* [PROMPT]
Skip any picture you find and retype all the remaining lines exactly.

[Begin RECORDS FOR THE TASK]

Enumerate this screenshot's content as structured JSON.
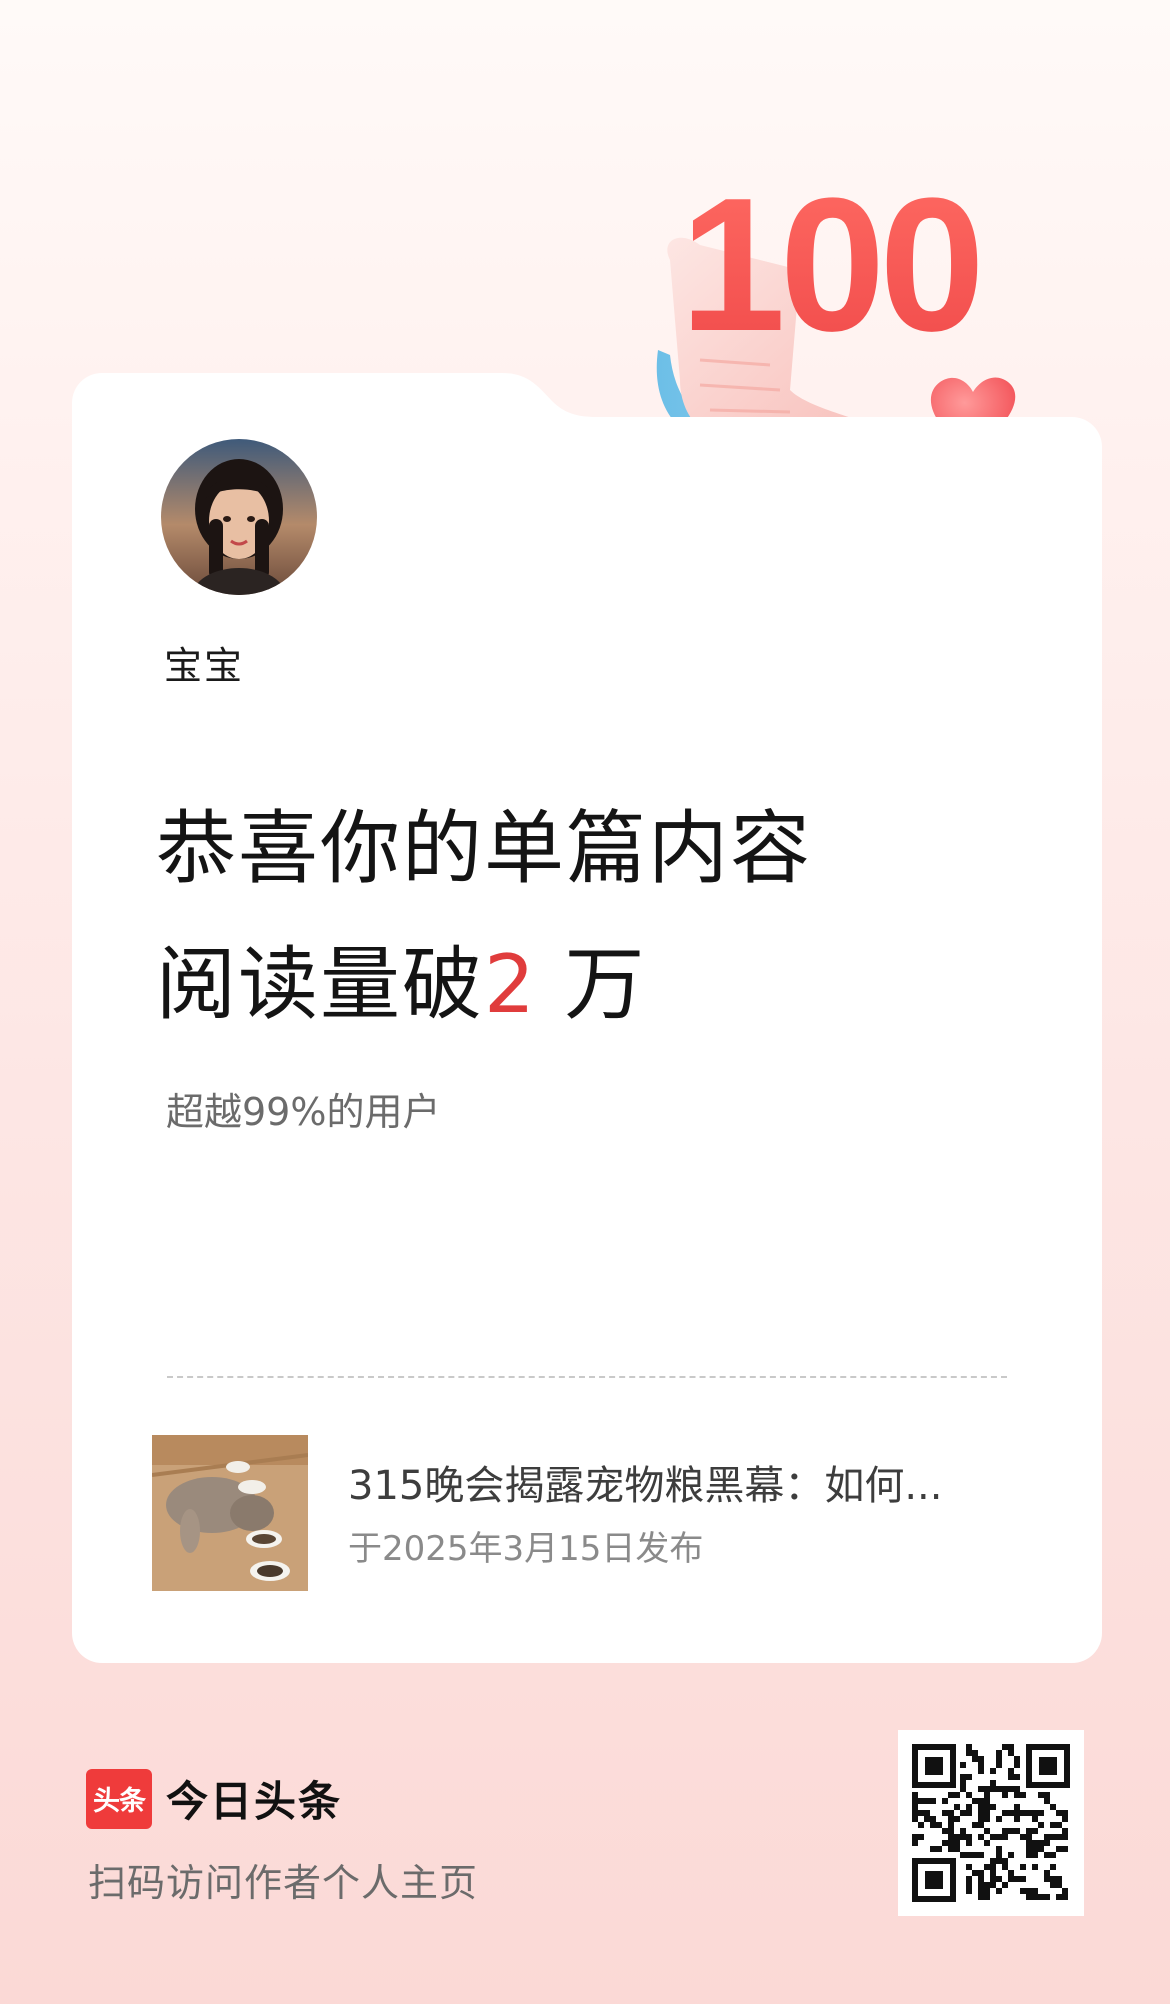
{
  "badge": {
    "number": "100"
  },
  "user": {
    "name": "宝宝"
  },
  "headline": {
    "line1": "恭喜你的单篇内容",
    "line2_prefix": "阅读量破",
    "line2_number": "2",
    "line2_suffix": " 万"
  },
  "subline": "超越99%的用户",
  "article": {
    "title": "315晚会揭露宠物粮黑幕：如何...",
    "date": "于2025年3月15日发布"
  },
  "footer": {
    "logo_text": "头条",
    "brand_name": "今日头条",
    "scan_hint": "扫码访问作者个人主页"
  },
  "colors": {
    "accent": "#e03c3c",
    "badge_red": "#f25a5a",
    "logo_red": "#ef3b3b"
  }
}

[End RECORDS FOR THE TASK]

* [SOLUTION TO THE EXERCISE]
Enumerate this screenshot's content as structured JSON.
{
  "badge": {
    "number": "100"
  },
  "user": {
    "name": "宝宝"
  },
  "headline": {
    "line1": "恭喜你的单篇内容",
    "line2_prefix": "阅读量破",
    "line2_number": "2",
    "line2_suffix": " 万"
  },
  "subline": "超越99%的用户",
  "article": {
    "title": "315晚会揭露宠物粮黑幕：如何...",
    "date": "于2025年3月15日发布"
  },
  "footer": {
    "logo_text": "头条",
    "brand_name": "今日头条",
    "scan_hint": "扫码访问作者个人主页"
  },
  "colors": {
    "accent": "#e03c3c",
    "badge_red": "#f25a5a",
    "logo_red": "#ef3b3b"
  }
}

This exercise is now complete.